What you should do - Continue the write-up on scheduling R scripts with Windows 10 Task Scheduler, starting right after its last sentence.

Given text -
------------------------------------
Schedule R Scripts with Windows 10 Task Scheduler
Here’s a common scenario – you write an Rmarkdown report that will need to be rendered at regular intervals as the underlying data is updated. In my role, this happens a lot with forms. We put out A LOT of forms to survey participants in our programs, get feedback on our services, etc. Some of these surveys may stay live for the entire year, while others have a very specific timeline, and in both cases, it is beneficial to run the R script that compiles the results into a report at regular intervals.
If you’re on a Windows machine like I am (specifically Windows 10), a little bit of Googling will lead you to the Windows Task Scheduler (and also the taskscheduleR
package, to be discussed below). Task Scheduler allows you to schedule tasks (e.g. running an R script) with a range of settings.
------------------------------------
Stored items from a collection -

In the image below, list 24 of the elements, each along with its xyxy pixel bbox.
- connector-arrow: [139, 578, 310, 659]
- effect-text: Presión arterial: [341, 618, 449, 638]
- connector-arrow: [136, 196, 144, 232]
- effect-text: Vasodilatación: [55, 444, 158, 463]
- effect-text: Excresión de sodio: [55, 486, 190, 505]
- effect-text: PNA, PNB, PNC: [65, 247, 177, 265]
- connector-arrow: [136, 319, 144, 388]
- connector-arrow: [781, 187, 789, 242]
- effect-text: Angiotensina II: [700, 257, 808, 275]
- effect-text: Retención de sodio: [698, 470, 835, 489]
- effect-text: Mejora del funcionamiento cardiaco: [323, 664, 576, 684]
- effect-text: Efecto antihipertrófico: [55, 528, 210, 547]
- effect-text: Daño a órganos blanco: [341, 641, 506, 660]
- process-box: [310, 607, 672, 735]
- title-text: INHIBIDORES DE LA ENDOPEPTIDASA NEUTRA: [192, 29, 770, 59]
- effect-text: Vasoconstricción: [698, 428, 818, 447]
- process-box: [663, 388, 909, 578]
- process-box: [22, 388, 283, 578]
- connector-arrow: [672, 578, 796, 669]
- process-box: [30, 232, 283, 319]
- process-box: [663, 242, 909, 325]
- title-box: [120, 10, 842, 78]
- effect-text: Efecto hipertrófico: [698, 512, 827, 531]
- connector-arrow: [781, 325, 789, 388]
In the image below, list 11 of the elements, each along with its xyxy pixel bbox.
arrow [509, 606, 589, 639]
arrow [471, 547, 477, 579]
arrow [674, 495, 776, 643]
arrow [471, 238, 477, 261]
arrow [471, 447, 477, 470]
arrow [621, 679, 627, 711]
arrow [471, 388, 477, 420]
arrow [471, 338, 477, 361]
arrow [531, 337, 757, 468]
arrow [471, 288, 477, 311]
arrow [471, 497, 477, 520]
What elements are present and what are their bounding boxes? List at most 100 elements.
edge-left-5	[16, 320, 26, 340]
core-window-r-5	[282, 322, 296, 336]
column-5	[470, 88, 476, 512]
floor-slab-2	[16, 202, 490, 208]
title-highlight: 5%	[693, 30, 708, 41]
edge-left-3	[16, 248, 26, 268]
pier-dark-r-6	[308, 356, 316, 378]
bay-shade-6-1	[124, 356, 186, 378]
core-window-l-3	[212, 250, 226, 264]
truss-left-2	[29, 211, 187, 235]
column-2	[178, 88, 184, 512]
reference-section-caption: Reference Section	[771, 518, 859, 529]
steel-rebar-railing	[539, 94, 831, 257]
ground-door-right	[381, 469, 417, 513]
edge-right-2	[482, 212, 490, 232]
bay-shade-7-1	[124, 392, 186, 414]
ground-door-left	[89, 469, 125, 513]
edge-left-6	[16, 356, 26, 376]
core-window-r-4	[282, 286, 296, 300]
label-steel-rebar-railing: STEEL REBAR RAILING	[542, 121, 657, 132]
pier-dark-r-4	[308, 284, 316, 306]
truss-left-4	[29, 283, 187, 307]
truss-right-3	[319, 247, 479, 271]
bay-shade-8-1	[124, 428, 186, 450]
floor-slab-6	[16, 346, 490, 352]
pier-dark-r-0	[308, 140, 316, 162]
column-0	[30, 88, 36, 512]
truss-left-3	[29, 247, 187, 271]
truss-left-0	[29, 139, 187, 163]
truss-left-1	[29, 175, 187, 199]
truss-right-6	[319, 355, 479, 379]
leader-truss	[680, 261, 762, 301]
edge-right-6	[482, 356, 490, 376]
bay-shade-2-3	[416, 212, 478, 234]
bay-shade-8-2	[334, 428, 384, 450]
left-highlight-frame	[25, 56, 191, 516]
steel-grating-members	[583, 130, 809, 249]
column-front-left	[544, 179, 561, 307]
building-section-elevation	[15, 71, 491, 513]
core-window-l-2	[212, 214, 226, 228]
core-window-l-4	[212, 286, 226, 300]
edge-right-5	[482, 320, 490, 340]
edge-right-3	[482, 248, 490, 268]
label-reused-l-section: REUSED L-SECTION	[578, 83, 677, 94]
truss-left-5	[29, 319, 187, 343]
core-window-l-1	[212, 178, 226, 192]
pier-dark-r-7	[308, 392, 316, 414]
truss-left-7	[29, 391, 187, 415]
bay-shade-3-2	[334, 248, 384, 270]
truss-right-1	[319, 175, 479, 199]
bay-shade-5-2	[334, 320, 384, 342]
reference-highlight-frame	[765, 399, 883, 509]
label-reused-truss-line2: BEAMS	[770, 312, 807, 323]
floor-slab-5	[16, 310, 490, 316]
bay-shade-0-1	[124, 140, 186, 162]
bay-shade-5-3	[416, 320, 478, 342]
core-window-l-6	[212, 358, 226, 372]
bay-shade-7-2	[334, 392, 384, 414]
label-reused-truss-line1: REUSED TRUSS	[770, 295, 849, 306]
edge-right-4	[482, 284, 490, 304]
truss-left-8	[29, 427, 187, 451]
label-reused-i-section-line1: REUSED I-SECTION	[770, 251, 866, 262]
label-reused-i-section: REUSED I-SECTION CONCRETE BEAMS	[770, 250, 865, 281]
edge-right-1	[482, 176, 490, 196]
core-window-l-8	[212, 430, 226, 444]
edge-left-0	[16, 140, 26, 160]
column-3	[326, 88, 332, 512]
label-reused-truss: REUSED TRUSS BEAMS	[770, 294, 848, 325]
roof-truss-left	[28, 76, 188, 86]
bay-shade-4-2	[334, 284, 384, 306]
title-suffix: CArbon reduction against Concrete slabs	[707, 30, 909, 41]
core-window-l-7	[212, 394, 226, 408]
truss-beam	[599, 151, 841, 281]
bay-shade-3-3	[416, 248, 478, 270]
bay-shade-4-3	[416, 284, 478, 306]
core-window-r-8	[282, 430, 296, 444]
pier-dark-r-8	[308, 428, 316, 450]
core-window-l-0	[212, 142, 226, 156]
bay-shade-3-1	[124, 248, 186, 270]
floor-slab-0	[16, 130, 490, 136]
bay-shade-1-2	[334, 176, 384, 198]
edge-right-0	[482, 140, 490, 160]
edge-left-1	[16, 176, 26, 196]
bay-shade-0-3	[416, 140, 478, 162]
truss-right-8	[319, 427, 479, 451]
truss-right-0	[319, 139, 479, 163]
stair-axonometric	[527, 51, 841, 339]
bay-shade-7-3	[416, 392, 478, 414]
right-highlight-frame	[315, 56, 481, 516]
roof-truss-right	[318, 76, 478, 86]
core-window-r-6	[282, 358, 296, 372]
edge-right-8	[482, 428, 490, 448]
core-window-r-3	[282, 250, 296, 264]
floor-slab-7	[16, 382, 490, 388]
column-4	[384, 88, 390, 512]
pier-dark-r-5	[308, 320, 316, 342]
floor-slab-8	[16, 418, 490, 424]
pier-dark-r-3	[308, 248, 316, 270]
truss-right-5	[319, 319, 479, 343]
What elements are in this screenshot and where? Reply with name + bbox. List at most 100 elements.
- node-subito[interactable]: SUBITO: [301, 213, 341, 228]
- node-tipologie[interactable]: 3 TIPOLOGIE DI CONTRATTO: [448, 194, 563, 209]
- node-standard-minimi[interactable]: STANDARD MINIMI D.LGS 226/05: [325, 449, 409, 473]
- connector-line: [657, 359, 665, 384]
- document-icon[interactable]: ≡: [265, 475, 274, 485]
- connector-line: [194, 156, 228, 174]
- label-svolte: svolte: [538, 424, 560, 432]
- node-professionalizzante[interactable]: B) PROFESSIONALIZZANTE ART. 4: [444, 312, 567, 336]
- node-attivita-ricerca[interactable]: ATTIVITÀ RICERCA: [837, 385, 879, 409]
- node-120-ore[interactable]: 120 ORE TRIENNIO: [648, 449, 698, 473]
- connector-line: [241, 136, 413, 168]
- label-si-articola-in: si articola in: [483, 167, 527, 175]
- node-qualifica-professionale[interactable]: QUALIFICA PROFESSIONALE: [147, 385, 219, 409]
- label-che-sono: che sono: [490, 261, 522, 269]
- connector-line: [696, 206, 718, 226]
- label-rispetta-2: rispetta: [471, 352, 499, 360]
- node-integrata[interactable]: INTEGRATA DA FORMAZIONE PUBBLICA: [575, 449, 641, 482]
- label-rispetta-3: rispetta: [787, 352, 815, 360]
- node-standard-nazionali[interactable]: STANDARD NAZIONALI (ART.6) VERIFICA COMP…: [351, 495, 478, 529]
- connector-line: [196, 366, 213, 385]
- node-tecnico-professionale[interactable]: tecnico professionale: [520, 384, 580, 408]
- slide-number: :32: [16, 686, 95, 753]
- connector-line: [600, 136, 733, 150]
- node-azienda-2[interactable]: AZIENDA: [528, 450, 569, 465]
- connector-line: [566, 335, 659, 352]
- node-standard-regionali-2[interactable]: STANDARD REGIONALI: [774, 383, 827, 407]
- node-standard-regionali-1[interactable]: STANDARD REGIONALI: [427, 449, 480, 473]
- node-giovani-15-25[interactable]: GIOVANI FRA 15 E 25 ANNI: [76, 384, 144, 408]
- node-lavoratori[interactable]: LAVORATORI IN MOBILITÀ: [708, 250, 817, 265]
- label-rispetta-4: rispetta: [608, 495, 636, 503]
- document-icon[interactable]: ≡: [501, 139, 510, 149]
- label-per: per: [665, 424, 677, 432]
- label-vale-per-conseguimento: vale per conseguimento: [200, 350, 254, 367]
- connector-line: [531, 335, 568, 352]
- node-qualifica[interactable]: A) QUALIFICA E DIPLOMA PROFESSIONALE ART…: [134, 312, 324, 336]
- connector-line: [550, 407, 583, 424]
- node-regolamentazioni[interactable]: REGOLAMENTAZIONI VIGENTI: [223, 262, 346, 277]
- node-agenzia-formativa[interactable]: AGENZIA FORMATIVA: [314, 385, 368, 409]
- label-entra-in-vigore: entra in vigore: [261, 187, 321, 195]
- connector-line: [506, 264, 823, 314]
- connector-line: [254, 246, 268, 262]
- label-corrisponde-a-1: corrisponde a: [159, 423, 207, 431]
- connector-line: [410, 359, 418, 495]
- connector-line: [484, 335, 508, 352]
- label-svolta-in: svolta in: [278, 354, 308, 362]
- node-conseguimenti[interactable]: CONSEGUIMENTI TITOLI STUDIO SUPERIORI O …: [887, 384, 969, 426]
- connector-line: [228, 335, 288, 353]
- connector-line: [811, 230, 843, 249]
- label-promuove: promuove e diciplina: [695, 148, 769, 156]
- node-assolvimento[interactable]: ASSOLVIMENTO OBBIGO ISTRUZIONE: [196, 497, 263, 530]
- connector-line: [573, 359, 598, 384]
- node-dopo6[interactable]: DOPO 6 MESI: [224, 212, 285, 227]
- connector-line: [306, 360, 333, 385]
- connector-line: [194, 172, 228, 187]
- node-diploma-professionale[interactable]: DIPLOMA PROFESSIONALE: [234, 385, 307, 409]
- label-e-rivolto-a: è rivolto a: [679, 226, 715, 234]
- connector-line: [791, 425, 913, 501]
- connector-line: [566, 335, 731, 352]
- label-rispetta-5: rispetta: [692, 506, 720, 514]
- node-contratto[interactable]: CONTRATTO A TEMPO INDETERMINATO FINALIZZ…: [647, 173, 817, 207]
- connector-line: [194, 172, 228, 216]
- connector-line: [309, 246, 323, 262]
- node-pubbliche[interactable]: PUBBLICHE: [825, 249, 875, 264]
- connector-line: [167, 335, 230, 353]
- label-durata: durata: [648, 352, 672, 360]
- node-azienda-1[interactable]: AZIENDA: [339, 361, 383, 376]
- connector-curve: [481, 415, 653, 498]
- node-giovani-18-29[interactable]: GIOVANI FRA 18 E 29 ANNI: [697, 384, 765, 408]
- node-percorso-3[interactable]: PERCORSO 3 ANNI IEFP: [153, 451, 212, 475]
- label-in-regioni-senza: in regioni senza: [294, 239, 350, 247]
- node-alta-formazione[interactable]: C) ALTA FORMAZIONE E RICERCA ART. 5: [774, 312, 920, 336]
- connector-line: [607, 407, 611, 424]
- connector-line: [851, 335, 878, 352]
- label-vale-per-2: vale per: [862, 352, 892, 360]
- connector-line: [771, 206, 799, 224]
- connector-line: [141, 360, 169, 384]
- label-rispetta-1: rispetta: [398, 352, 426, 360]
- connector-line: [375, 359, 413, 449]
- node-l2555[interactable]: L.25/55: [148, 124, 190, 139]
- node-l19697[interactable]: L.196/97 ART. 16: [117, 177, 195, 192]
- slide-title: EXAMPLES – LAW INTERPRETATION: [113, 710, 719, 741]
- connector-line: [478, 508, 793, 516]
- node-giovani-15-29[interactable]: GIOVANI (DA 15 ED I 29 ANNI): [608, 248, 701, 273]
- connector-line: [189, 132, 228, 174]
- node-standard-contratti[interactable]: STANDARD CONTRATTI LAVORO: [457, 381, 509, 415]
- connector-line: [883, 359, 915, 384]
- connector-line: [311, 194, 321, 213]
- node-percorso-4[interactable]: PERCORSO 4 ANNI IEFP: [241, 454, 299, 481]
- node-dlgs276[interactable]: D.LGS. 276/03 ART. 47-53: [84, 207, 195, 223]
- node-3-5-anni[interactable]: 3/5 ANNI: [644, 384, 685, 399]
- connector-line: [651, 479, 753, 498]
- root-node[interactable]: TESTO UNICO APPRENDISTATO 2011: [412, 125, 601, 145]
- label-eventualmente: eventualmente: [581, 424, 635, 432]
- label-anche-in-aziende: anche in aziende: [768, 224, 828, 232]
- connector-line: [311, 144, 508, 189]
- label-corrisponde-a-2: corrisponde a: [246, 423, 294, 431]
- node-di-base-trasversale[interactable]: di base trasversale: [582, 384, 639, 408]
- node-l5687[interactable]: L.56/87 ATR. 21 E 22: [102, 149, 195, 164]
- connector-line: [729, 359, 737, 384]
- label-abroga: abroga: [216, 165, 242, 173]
------------------------------------
Answer to this task -
Full disclosure: I stumbled my way through Task Scheduler before I learned of the taskscheduleR
package – I won’t address is here because you can review the documentation for yourself (taskscheduleR package).
Getting Set Up
To begin, let’s create a reproducible example so we can walk through the process with the same code.
First, we will want to set up a project directory with the following steps:
- Within RStudio, choose File > New Project.
- Select New Directory.
- Select New Project.
- Enter a Directory name: – this will be the folder name. For consistency I’m going to use
task_scheduler_example
, which I will reference throughout this post.
If you were successful, RStudio should have opened up a fresh session for you with an empty environment and a Files tab with a single item, task_scheduler_example.Rproj
.
The Task Scheduler Way
Probably the easiest example we can use is to create a log that records every time the script runs. Depending on your project and infrastructure, there are many ways to do this that might make more or less sense given different specifications. For our purposes here, I will write our log to an RDS file (RDS files store a single R object).
Creating Our Script
First, create a new R Script file and save it as schedule_script.R
.
The code below will get us started, but it won’t work as we want quite yet – see if you can spot why.
Bare Bones
# Capture the time the script runs
last_run <- Sys.time()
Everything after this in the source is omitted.